━━━━━ LISTED RECORDS ━━━━━

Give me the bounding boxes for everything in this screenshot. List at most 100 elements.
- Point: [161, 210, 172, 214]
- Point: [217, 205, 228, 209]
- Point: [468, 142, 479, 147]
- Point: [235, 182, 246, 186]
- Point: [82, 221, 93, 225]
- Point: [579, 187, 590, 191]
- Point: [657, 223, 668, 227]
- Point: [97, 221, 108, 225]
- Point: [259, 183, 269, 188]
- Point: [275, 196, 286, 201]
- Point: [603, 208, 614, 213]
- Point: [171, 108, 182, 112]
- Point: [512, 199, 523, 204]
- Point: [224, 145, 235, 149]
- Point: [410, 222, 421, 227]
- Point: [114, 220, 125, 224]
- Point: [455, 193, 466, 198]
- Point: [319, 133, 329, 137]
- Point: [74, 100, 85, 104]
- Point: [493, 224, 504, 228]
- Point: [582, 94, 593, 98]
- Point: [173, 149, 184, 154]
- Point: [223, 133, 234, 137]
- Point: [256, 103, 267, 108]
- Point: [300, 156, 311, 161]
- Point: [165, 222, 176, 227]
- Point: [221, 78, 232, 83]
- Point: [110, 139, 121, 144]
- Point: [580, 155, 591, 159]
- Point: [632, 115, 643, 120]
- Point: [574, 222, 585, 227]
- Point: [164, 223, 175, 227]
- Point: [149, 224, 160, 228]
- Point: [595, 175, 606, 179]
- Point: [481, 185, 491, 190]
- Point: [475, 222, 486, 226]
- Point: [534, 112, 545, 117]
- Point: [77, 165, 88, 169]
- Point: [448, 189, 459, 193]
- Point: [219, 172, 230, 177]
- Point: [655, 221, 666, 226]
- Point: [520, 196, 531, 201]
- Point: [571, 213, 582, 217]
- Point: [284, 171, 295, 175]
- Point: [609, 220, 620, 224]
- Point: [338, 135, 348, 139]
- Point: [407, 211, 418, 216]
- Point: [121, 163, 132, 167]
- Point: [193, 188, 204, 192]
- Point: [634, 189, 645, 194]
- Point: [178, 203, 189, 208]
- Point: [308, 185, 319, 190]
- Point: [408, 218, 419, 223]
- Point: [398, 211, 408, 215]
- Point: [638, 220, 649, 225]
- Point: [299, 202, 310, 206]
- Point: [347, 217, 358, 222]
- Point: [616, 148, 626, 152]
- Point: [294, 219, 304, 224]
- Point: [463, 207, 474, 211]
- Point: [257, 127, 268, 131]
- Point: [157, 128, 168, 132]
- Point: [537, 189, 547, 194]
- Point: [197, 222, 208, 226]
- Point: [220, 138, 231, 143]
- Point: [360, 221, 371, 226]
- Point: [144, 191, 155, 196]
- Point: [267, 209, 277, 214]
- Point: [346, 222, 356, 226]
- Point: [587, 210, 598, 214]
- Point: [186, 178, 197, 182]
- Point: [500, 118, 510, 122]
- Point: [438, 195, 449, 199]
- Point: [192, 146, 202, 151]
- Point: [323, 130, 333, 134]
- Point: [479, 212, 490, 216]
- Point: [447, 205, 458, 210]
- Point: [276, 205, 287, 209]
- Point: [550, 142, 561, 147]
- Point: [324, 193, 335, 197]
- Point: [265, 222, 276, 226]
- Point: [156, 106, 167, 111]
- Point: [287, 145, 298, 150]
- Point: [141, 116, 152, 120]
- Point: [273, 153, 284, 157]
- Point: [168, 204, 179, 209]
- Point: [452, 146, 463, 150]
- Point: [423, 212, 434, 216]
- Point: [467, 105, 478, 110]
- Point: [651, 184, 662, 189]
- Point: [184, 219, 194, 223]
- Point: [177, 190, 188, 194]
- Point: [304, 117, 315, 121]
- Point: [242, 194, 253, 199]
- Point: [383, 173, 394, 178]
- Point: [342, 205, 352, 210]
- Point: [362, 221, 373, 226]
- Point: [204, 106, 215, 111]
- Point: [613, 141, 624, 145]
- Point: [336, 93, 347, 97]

━━━━━

Please print all of the lines above again, word for word and without any changes.

Give me the bounding boxes for everything in this screenshot. List at most 100 elements.
- Point: [161, 210, 172, 214]
- Point: [217, 205, 228, 209]
- Point: [468, 142, 479, 147]
- Point: [235, 182, 246, 186]
- Point: [82, 221, 93, 225]
- Point: [579, 187, 590, 191]
- Point: [657, 223, 668, 227]
- Point: [97, 221, 108, 225]
- Point: [259, 183, 269, 188]
- Point: [275, 196, 286, 201]
- Point: [603, 208, 614, 213]
- Point: [171, 108, 182, 112]
- Point: [512, 199, 523, 204]
- Point: [224, 145, 235, 149]
- Point: [410, 222, 421, 227]
- Point: [114, 220, 125, 224]
- Point: [455, 193, 466, 198]
- Point: [319, 133, 329, 137]
- Point: [74, 100, 85, 104]
- Point: [493, 224, 504, 228]
- Point: [582, 94, 593, 98]
- Point: [173, 149, 184, 154]
- Point: [223, 133, 234, 137]
- Point: [256, 103, 267, 108]
- Point: [300, 156, 311, 161]
- Point: [165, 222, 176, 227]
- Point: [221, 78, 232, 83]
- Point: [110, 139, 121, 144]
- Point: [580, 155, 591, 159]
- Point: [632, 115, 643, 120]
- Point: [574, 222, 585, 227]
- Point: [164, 223, 175, 227]
- Point: [149, 224, 160, 228]
- Point: [595, 175, 606, 179]
- Point: [481, 185, 491, 190]
- Point: [475, 222, 486, 226]
- Point: [534, 112, 545, 117]
- Point: [77, 165, 88, 169]
- Point: [448, 189, 459, 193]
- Point: [219, 172, 230, 177]
- Point: [655, 221, 666, 226]
- Point: [520, 196, 531, 201]
- Point: [571, 213, 582, 217]
- Point: [284, 171, 295, 175]
- Point: [609, 220, 620, 224]
- Point: [338, 135, 348, 139]
- Point: [407, 211, 418, 216]
- Point: [121, 163, 132, 167]
- Point: [193, 188, 204, 192]
- Point: [634, 189, 645, 194]
- Point: [178, 203, 189, 208]
- Point: [308, 185, 319, 190]
- Point: [408, 218, 419, 223]
- Point: [398, 211, 408, 215]
- Point: [638, 220, 649, 225]
- Point: [299, 202, 310, 206]
- Point: [347, 217, 358, 222]
- Point: [616, 148, 626, 152]
- Point: [294, 219, 304, 224]
- Point: [463, 207, 474, 211]
- Point: [257, 127, 268, 131]
- Point: [157, 128, 168, 132]
- Point: [537, 189, 547, 194]
- Point: [197, 222, 208, 226]
- Point: [220, 138, 231, 143]
- Point: [360, 221, 371, 226]
- Point: [144, 191, 155, 196]
- Point: [267, 209, 277, 214]
- Point: [346, 222, 356, 226]
- Point: [587, 210, 598, 214]
- Point: [186, 178, 197, 182]
- Point: [500, 118, 510, 122]
- Point: [438, 195, 449, 199]
- Point: [192, 146, 202, 151]
- Point: [323, 130, 333, 134]
- Point: [479, 212, 490, 216]
- Point: [447, 205, 458, 210]
- Point: [276, 205, 287, 209]
- Point: [550, 142, 561, 147]
- Point: [324, 193, 335, 197]
- Point: [265, 222, 276, 226]
- Point: [156, 106, 167, 111]
- Point: [287, 145, 298, 150]
- Point: [141, 116, 152, 120]
- Point: [273, 153, 284, 157]
- Point: [168, 204, 179, 209]
- Point: [452, 146, 463, 150]
- Point: [423, 212, 434, 216]
- Point: [467, 105, 478, 110]
- Point: [651, 184, 662, 189]
- Point: [184, 219, 194, 223]
- Point: [177, 190, 188, 194]
- Point: [304, 117, 315, 121]
- Point: [242, 194, 253, 199]
- Point: [383, 173, 394, 178]
- Point: [342, 205, 352, 210]
- Point: [362, 221, 373, 226]
- Point: [204, 106, 215, 111]
- Point: [613, 141, 624, 145]
- Point: [336, 93, 347, 97]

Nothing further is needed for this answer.